## EXTRACT
Changes to Email Reporting Thanks to Apple Mail Privacy Protection
Cornett Brand Perfomance Team - September 20, 2021
Apple is making headlines with another privacy initiative. Following on the heels of the iOS 14.5 web tracking changes, Apple is rolling out a new feature called Apple Email Privacy Protection that is making its debut with iOS 15 on September 20, 2021.
TL;DR
Apple is going to decrease the accuracy of tracking email “opens” and will hide the IP address of users. This change will impact email reporting, likely causing metrics like Open Rate to be artificially inflated, and obfuscating the geolocation of a recipient.
How Email Reporting Worked Before this Change
An email is sent and delivered to that user’s inbox, when the user opens the email the images are loaded from the email server and that is counted as an open and the user’s IP address is logged. Simple.

After Apple’s Change
If that user is using the built-in Mail app, on iOS 15 and macOS Monterey and has opted-in to this feature: An email is sent and delivered to that user’s inbox. Apple will download the images through a proxy server sometime between when the email was sent and when the user opens the email. This provides a real benefit to the user because the emails will load faster. But marketers won’t know when or if the email was actually opened. Apple will also be hiding the user’s real IP address and device type.
Reporting Impacts
Reporting that is based on Open Rate is going to be skewed, including Click-to-Open-Rate, Time to Open and Number of Opens per recipient. Geographic reports, such as breaking down opens or clicks by DMA will be clustered around Apple’s proxy servers. An idea is to filter out Apple users in reporting, but that will be difficult because the device type identifiers aren’t specific enough to what email app people are using. We do expect email service providers “ESPs” (such as Act-On, SalesForce Marketing Cloud, MailChimp and Campaign Monitor) to adjust their reporting to rely less on the impacted metrics. Tracking clicks, including clicks with UTM data, does not appear to be impacted.

(Extracted records)
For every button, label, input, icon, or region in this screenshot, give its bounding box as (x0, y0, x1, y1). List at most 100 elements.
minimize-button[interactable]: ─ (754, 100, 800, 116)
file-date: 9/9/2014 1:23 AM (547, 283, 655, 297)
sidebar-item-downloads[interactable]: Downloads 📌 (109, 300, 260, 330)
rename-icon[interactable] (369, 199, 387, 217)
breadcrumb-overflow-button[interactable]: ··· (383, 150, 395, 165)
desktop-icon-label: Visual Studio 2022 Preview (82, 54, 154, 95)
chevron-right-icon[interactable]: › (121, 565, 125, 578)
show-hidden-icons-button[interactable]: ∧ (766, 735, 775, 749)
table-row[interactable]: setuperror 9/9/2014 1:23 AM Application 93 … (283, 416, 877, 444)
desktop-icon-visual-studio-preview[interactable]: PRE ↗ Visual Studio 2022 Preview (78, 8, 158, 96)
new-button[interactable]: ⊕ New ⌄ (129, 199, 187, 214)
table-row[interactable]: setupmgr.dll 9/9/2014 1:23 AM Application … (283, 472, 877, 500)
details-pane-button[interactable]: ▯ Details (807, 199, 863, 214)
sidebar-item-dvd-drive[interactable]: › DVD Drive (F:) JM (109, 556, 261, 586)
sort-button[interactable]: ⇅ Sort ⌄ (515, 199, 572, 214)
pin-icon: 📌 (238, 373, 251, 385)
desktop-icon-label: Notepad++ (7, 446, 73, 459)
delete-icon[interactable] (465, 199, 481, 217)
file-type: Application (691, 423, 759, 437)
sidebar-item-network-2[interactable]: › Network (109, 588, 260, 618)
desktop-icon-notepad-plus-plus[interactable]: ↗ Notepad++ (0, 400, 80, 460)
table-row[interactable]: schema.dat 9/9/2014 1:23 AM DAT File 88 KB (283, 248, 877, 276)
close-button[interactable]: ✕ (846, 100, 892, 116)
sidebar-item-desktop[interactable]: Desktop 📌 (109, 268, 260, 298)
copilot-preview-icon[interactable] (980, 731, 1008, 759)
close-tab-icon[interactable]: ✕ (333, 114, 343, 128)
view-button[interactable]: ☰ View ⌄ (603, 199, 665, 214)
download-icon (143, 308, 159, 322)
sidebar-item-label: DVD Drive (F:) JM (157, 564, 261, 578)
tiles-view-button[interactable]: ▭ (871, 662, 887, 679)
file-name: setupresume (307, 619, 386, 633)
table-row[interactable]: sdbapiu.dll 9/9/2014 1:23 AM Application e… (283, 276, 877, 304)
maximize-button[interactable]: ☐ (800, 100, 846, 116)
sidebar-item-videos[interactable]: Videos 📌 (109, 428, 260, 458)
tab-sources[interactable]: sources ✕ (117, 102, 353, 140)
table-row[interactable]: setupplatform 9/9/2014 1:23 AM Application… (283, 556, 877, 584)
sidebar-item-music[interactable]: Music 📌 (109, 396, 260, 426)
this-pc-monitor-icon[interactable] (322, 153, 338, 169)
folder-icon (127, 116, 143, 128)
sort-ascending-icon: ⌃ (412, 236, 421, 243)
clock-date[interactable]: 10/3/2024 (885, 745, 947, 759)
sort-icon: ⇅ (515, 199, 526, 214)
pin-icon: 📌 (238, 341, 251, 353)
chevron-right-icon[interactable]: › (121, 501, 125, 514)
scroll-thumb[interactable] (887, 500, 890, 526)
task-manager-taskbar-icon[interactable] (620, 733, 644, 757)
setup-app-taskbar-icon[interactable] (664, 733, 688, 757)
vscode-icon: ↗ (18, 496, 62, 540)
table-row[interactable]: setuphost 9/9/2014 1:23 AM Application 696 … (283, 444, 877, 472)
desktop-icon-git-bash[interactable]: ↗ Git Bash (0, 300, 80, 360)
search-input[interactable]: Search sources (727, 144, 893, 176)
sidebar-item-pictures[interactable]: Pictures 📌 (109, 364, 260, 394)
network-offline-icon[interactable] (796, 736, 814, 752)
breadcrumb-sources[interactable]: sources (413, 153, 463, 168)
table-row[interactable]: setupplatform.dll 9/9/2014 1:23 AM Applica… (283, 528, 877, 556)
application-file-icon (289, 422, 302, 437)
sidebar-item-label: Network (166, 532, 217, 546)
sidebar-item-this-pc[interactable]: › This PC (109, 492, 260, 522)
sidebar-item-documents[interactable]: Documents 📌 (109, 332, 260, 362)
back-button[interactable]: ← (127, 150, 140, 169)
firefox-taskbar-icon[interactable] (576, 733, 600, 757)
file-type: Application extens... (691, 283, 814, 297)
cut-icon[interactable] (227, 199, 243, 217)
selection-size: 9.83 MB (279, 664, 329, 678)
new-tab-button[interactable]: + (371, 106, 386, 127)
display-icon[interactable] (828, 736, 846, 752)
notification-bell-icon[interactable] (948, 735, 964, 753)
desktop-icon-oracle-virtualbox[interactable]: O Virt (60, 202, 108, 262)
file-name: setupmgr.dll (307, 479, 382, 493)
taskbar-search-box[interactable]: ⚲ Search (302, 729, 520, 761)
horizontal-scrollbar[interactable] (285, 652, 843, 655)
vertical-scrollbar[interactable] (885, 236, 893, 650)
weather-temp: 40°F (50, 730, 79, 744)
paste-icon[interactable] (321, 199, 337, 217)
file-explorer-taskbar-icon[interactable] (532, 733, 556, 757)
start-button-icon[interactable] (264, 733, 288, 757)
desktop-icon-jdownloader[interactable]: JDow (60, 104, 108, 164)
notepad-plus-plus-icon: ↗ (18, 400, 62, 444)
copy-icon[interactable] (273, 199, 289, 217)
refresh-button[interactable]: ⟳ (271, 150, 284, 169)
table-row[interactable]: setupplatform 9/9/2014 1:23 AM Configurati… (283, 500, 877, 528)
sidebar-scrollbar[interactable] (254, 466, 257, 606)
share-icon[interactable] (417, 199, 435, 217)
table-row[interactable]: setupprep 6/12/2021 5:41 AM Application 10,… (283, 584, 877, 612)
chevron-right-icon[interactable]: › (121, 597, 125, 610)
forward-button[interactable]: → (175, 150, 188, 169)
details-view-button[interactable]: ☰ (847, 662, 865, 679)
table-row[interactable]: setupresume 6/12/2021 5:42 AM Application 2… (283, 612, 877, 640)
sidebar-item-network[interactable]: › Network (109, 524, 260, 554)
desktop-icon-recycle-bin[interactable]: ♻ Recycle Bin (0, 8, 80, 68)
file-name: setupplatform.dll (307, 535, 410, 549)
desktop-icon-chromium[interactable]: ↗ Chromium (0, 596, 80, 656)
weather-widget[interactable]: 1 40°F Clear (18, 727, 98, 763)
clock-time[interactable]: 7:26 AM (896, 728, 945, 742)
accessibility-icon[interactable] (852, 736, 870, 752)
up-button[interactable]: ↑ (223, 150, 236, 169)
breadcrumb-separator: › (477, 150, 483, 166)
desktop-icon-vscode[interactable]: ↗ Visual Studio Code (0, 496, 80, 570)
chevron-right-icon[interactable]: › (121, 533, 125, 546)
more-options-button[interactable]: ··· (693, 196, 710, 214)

## YOUR GOAL
Transcribe the entire article on Apple Mail Privacy Protection and email reporting without any changes.

## RESPONSE AREA
Changes to Email Reporting Thanks to Apple Mail Privacy Protection
Cornett Brand Perfomance Team - September 20, 2021
Apple is making headlines with another privacy initiative. Following on the heels of the iOS 14.5 web tracking changes, Apple is rolling out a new feature called Apple Email Privacy Protection that is making its debut with iOS 15 on September 20, 2021.
TL;DR
Apple is going to decrease the accuracy of tracking email “opens” and will hide the IP address of users. This change will impact email reporting, likely causing metrics like Open Rate to be artificially inflated, and obfuscating the geolocation of a recipient.
How Email Reporting Worked Before this Change
An email is sent and delivered to that user’s inbox, when the user opens the email the images are loaded from the email server and that is counted as an open and the user’s IP address is logged. Simple.

After Apple’s Change
If that user is using the built-in Mail app, on iOS 15 and macOS Monterey and has opted-in to this feature: An email is sent and delivered to that user’s inbox. Apple will download the images through a proxy server sometime between when the email was sent and when the user opens the email. This provides a real benefit to the user because the emails will load faster. But marketers won’t know when or if the email was actually opened. Apple will also be hiding the user’s real IP address and device type.
Reporting Impacts
Reporting that is based on Open Rate is going to be skewed, including Click-to-Open-Rate, Time to Open and Number of Opens per recipient. Geographic reports, such as breaking down opens or clicks by DMA will be clustered around Apple’s proxy servers. An idea is to filter out Apple users in reporting, but that will be difficult because the device type identifiers aren’t specific enough to what email app people are using. We do expect email service providers “ESPs” (such as Act-On, SalesForce Marketing Cloud, MailChimp and Campaign Monitor) to adjust their reporting to rely less on the impacted metrics. Tracking clicks, including clicks with UTM data, does not appear to be impacted.